I have found that mixing up the color palette for each painting before I begin to actually paint has been incredibly helpful because I can see how the colors relate to one another before I even begin to put them on the canvas. I try to give each painting that I create its own unique palette of colors. I tend to think of the color scheme as a cast of characters in a story. Sometimes it's a cast of very diverse characters and all manner of drama and conflict will arise. With this one, I made a conscious decision to keep the colors fairly close to one another in terms of value (light and dark) and saturation (intenisty or purity of color), thereby reducing the overall contrast in the image and focusing instead on more subtle transitions and relationships. Sometimes it's best not to have any drama...

Far Too Many Ghosts (oil on canvas,2019)



On some level, every painting is an abstracton – a representation of something that it is not. It can depict a person or several people, an place, an object or group of objects. It can be a depiction of a narrative - either fictional, historical, personal, or fantasy. How accurately the image depicts its subject depends on the artist, thier intent, their level of skill, and the choices that they make.

But a painting can also just be a painting – colored pigments mixed with fat and pushed around on a flat surface. The painting can also be a visible record of the act of painting. Each mark a repesentation of a specific movement and choice made by the artist, some carefully calculated and others borne of intuition and spontaneity. The narrative, if one takes the time to really look at the painting, tells the story of the artist bringing the image from the void into fruition. This is what really interests me.

I work primarily in oil paint, soft pastel and charcoal. What I like about these media is their pliability. They can be put down onto the substrate and then manipulated, transformed, pushed around, or even removed if need be. I find this quality to be not only immensely appealing, but a necessary component to my artistic practice. I am not interested in hiding the act of painting in order to deceive the viewer into thinking that they are seeing something that isn't there. I want the act of painting and my engagement with the materials to be an integral part of the final image. Working with pliable materials such as oil paint, which will stay wet for several days, affords me ample opportunites to scrape and smudge, to mix and modify colors right on the canvas, and to sharpen or blur the transition from one shape into the next. I used to try to finish a painting whilst all of the paint was wet but over the past few years I have been experimenting with allowing parts of the painting to become tacky or dry and then working on top of them, acheiving effects and a visual density that would not be possible any other way.

I have mentioned in previous posts how the act of painting for me often feels like being engaged in mortal combat. I like to think that the intensity and violence inherent in that struggle comes across in an image like this one.

LISTED ENTRIES:

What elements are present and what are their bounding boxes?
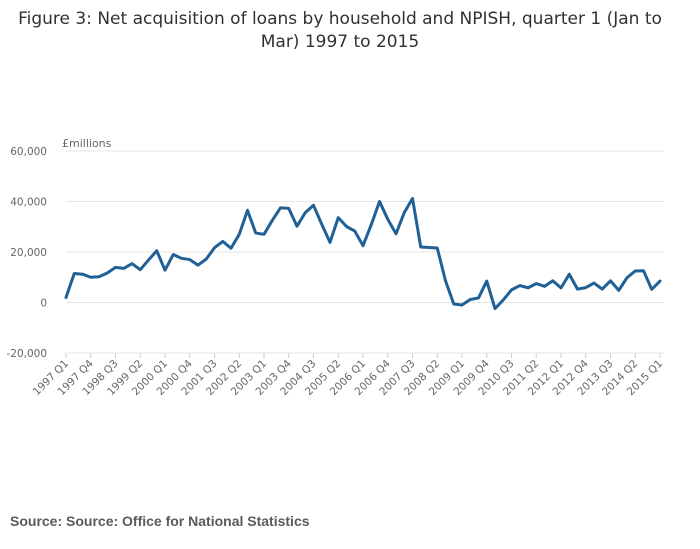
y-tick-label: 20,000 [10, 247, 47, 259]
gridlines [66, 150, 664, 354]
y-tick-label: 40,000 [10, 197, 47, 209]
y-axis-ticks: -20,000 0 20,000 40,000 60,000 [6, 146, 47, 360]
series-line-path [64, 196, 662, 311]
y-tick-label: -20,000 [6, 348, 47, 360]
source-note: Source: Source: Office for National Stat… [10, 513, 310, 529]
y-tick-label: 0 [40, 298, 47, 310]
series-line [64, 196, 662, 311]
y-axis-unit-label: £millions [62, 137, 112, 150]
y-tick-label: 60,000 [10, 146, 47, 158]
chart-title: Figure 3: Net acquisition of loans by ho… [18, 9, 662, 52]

--

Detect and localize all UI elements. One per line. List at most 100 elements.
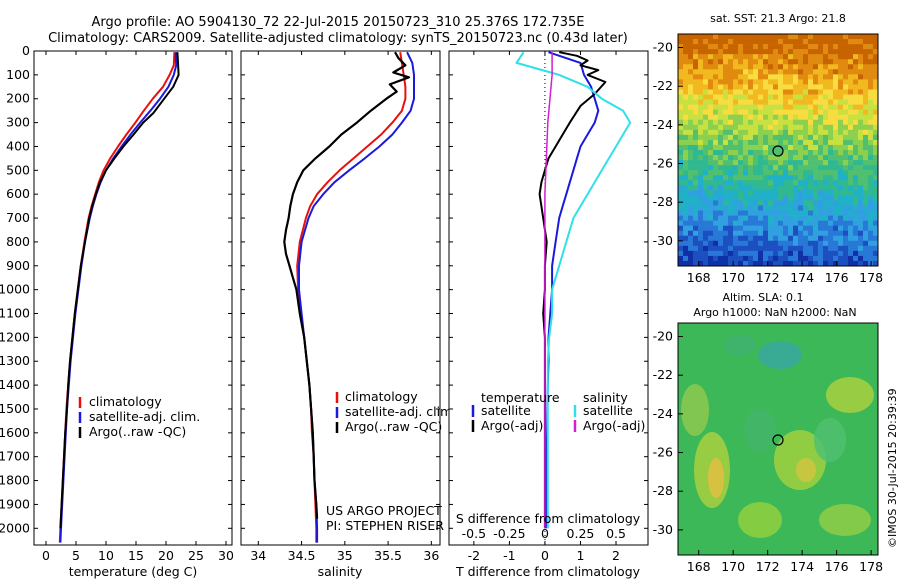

* * *

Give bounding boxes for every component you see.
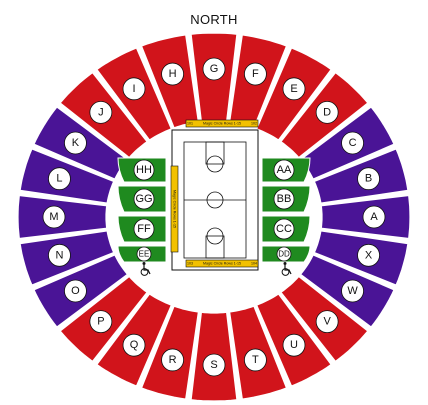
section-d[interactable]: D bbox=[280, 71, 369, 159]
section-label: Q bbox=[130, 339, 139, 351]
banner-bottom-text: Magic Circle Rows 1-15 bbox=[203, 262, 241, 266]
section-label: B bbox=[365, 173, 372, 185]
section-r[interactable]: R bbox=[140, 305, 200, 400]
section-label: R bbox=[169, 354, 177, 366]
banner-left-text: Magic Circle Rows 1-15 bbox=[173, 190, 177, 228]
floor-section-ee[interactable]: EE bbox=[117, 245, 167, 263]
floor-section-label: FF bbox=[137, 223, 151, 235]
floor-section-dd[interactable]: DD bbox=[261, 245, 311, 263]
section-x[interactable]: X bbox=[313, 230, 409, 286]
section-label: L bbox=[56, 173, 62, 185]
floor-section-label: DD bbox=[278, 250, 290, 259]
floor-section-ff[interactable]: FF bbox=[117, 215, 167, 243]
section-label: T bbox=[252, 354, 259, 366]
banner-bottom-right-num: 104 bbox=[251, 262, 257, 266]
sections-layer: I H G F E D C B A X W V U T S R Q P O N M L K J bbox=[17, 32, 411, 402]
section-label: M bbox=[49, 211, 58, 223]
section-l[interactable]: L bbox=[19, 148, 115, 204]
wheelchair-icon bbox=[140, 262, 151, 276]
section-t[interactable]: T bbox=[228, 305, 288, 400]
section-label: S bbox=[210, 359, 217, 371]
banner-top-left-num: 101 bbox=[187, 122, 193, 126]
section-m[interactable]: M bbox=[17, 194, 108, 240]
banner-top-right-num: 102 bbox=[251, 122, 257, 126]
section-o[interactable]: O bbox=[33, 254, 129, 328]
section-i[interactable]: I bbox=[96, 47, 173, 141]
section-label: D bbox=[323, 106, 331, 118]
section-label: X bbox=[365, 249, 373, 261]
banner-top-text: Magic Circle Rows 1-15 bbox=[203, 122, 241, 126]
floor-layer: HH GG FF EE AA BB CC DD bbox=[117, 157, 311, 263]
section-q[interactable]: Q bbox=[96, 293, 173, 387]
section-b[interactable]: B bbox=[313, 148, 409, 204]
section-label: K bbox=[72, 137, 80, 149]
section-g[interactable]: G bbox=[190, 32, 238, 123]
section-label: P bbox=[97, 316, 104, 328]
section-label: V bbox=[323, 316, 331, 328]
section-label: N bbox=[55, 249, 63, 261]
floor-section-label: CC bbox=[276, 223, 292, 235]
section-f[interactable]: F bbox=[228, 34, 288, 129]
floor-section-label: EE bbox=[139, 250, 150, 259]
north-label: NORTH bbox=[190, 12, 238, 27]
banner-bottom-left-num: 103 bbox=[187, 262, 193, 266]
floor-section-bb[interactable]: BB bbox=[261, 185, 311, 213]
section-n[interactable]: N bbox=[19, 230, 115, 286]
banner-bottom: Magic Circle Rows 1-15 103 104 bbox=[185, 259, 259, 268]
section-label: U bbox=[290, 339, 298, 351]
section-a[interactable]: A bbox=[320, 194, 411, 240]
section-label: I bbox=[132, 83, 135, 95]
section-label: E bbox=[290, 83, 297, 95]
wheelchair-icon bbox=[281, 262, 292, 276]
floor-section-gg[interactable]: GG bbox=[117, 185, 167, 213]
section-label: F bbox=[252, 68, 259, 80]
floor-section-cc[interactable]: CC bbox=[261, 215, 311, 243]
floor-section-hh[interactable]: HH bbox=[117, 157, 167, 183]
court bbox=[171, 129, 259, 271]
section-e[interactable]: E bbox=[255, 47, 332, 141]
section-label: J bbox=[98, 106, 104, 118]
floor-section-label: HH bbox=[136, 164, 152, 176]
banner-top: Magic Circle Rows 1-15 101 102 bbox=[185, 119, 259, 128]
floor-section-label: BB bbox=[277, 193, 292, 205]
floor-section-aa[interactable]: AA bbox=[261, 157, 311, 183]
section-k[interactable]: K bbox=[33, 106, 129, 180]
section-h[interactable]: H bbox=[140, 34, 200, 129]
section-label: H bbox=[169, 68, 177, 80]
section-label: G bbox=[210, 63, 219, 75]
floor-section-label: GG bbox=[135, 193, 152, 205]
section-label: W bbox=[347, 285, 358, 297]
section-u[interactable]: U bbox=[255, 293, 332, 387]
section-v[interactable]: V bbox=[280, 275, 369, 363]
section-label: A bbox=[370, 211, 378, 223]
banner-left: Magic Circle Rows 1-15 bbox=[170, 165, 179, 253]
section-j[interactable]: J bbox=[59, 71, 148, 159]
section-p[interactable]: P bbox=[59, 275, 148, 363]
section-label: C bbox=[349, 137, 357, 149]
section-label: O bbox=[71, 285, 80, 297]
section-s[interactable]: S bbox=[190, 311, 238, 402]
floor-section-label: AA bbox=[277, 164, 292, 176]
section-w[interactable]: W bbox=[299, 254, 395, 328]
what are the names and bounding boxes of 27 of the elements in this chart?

WHAT TO DO: Condense the paragraph of the painting text that begins "I work primarily in oil paint" into a bulleted list that keeps its main facts. The records were taken from a separate source.

RESPONSE TO THE EXERCISE:
- Works mainly in oil paint, soft pastel and charcoal.
- Values these media for their pliability. They can be laid down and then manipulated, transformed, pushed around or even removed. This quality is both appealing and necessary to the practice.
- Has no wish to hide the act of painting to deceive the viewer. The act of painting and the engagement with materials should be an integral part of the final image.
- Oil paint stays wet for several days. This allows scraping and smudging, mixing and modifying colors on the canvas, and sharpening or blurring transitions between shapes.
- Once tried to finish each painting while all the paint was wet. Over the past few years has let parts become tacky or dry before working on top of them. This achieves effects and a visual density that would not be possible any other way.